DIRECTIONS FOR THIS TASK - Only lines containing "hästtransportsläp" are wanted from the data below. Copy those lines.

PROVIDED INFORMATION -
_____
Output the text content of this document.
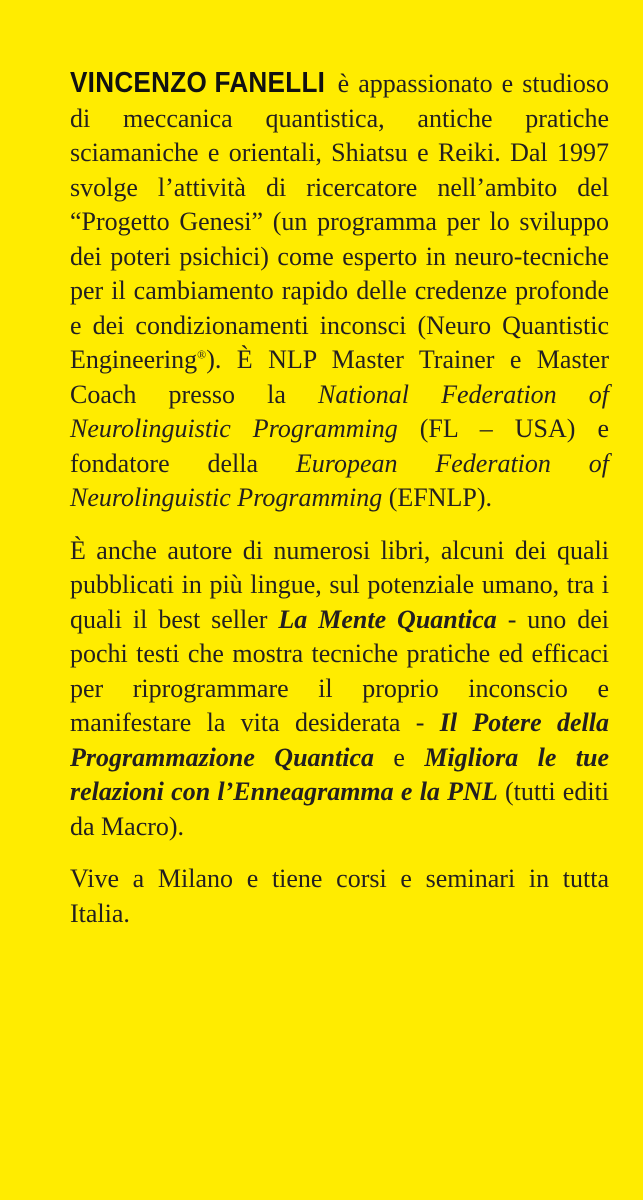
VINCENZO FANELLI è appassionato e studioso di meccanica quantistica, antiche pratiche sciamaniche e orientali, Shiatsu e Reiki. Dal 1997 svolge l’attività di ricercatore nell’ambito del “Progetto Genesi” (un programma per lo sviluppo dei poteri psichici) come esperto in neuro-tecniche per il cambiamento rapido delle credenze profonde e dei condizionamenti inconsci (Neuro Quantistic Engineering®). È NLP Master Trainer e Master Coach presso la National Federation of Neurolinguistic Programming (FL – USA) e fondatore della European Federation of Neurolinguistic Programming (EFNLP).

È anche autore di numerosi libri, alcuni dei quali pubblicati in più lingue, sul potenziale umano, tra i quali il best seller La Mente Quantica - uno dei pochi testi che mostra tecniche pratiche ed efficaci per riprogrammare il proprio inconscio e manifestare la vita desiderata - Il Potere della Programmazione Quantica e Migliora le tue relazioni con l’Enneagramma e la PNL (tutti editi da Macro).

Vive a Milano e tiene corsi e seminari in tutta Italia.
_____
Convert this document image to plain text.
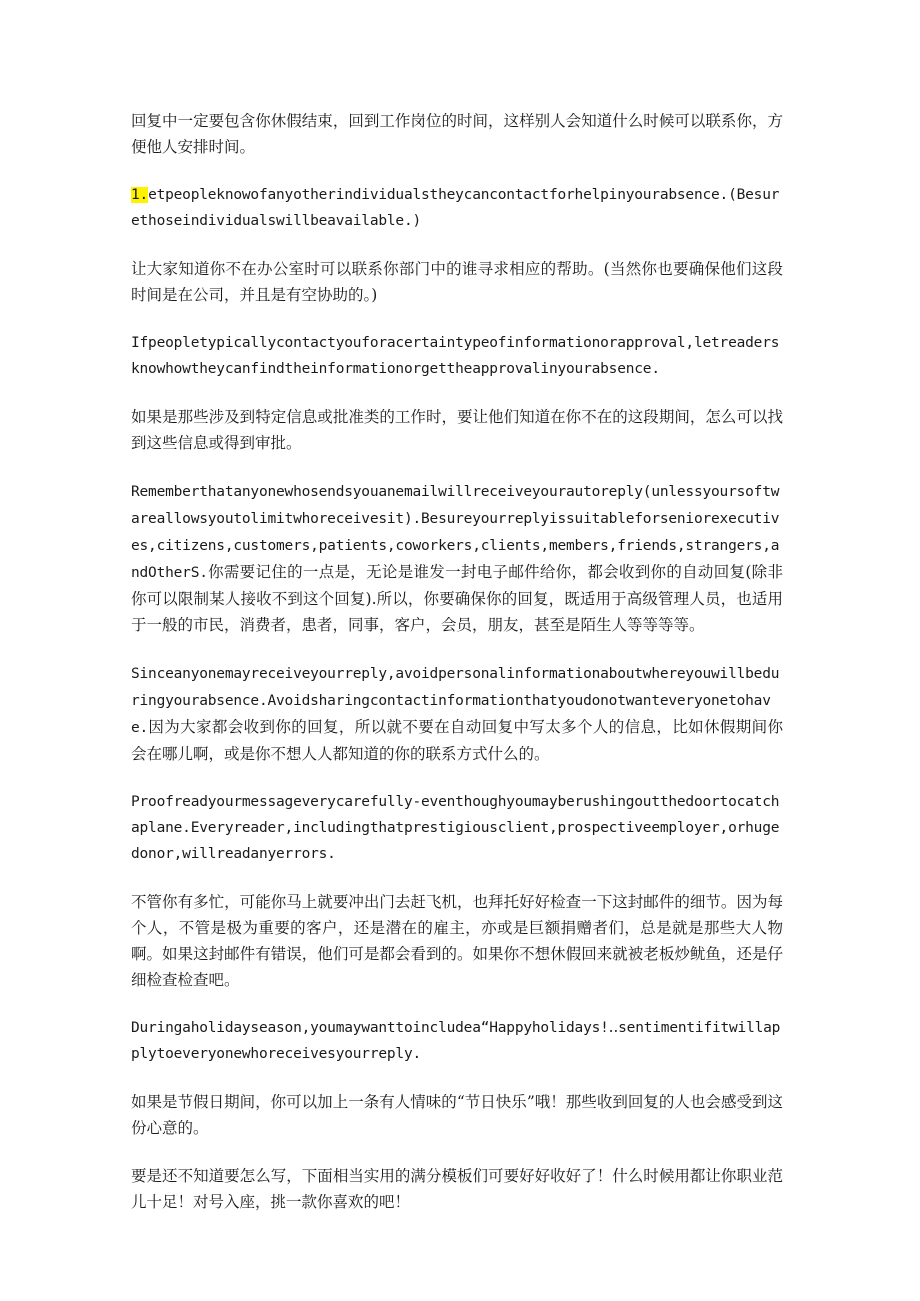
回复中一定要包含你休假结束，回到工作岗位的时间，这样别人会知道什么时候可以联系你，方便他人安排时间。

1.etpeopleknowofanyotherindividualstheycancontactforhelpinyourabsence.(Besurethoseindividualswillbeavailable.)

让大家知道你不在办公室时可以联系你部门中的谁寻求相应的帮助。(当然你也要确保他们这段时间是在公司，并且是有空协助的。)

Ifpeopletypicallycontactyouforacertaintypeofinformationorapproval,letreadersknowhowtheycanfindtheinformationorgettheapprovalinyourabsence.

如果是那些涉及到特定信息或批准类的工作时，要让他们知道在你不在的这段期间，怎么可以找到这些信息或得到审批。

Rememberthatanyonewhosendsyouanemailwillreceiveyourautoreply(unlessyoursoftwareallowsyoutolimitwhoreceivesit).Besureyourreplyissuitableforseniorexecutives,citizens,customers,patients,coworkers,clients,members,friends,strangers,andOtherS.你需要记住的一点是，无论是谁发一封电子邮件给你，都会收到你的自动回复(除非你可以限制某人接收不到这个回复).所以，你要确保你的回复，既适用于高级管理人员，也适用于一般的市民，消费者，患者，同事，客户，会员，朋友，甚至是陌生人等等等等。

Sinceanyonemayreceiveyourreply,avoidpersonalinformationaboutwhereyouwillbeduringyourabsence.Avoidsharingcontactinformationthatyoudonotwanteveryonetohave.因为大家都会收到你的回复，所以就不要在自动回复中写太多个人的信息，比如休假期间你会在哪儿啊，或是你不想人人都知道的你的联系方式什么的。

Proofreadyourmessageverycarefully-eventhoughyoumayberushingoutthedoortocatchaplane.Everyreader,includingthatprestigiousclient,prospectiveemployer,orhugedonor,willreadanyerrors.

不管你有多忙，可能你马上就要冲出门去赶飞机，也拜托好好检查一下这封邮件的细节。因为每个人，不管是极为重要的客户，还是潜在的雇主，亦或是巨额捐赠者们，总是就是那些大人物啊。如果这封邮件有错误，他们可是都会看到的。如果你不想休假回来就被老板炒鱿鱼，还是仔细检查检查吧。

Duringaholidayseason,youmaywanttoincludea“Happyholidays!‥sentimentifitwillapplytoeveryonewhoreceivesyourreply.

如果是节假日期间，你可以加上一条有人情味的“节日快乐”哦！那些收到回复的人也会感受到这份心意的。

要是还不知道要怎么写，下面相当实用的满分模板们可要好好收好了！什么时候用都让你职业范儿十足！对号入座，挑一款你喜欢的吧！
_____
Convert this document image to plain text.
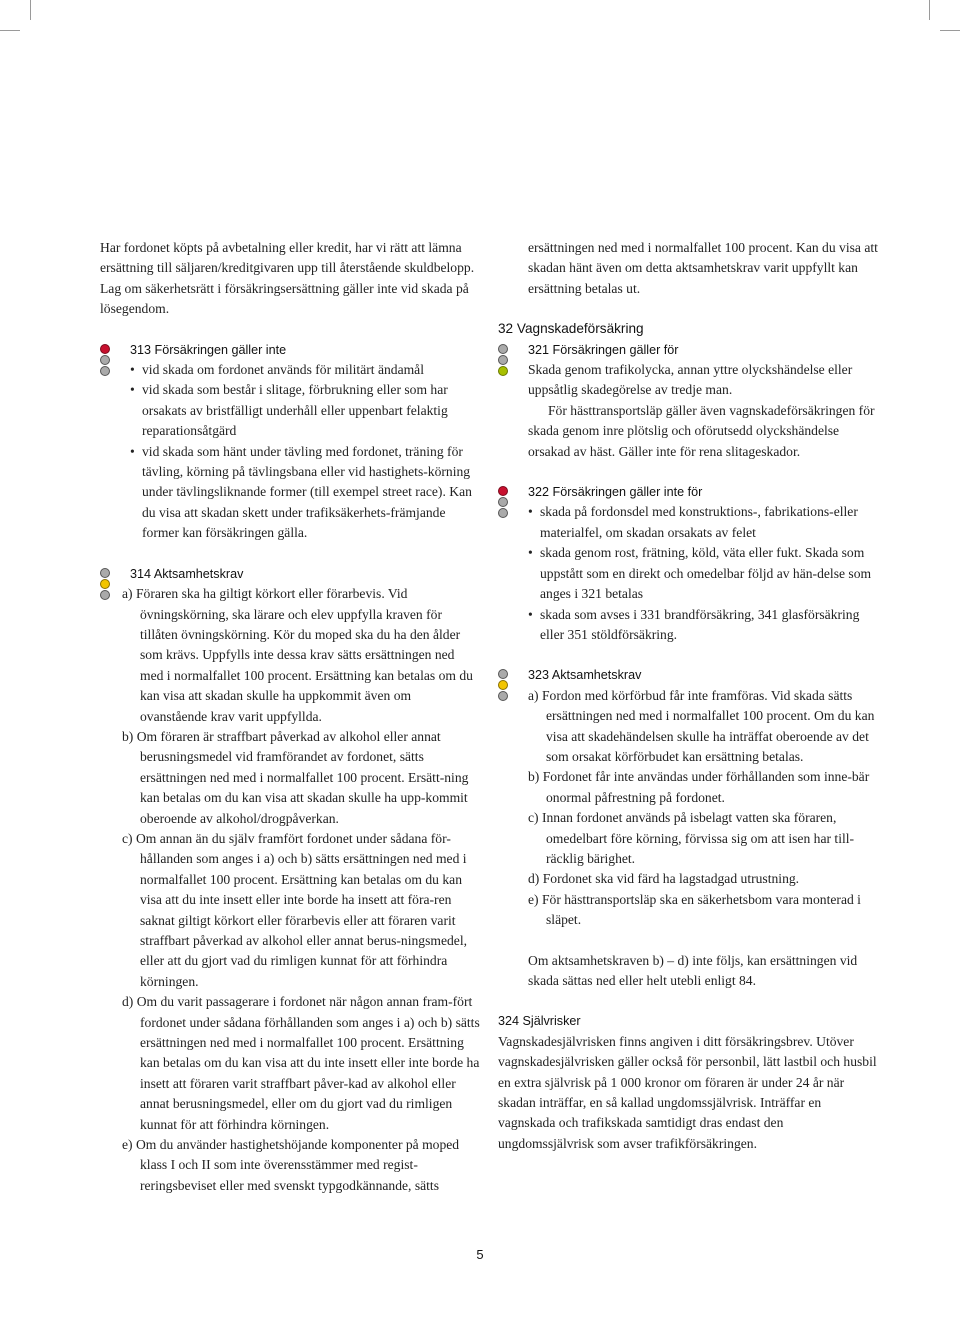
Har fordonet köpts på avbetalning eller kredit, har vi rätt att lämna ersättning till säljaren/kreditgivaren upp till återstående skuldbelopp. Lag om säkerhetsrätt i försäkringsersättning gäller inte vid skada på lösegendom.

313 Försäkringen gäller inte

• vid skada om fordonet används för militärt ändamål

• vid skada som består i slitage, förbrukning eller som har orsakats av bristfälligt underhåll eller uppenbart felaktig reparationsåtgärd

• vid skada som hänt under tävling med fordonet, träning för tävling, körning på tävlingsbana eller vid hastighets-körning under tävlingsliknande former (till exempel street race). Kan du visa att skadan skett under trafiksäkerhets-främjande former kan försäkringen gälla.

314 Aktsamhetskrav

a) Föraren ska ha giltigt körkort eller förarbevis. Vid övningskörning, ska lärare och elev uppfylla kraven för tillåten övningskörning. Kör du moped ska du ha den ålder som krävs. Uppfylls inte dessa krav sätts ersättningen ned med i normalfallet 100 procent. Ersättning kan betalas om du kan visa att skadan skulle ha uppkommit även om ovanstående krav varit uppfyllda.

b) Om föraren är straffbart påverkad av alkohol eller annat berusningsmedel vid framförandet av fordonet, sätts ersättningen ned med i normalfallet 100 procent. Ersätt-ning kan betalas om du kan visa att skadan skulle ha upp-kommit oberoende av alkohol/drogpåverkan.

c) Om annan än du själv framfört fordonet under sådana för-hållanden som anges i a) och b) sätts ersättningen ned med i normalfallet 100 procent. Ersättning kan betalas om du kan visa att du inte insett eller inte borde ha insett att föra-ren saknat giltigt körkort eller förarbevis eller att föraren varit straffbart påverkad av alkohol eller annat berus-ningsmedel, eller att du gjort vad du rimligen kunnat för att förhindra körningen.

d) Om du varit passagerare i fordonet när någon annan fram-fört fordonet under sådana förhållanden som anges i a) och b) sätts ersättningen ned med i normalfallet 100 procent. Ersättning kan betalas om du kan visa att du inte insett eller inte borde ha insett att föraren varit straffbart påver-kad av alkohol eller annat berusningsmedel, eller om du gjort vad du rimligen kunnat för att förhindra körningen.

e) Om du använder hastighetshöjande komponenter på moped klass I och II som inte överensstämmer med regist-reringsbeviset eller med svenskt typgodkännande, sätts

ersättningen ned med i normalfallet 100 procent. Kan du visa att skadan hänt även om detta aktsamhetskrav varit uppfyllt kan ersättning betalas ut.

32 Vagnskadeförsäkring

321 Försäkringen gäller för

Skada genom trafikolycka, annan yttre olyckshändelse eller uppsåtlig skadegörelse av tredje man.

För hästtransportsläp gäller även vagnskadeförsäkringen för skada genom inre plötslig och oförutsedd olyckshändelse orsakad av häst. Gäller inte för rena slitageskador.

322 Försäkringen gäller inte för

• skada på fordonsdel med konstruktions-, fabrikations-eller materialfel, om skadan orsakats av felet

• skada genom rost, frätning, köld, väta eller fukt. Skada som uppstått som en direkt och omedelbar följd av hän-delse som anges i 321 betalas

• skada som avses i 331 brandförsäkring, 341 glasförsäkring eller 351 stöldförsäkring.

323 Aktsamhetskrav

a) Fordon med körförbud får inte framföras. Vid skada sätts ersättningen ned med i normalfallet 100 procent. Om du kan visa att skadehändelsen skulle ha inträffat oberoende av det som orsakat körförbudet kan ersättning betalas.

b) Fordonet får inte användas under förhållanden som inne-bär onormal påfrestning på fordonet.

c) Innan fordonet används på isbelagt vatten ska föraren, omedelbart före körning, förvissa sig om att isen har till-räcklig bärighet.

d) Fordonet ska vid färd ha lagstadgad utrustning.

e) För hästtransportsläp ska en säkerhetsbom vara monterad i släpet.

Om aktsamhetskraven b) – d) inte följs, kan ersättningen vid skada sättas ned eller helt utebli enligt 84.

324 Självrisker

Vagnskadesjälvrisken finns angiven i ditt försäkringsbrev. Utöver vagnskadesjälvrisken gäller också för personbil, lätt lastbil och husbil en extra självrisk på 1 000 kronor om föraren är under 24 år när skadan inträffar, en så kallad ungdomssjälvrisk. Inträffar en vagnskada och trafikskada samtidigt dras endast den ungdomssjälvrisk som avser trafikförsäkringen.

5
_____
FINISHED EXERCISE -
För hästtransportsläp gäller även vagnskadeförsäkringen för skada genom inre plötslig och oförutsedd olyckshändelse orsakad av häst. Gäller inte för rena slitageskador.
e) För hästtransportsläp ska en säkerhetsbom vara monterad i släpet.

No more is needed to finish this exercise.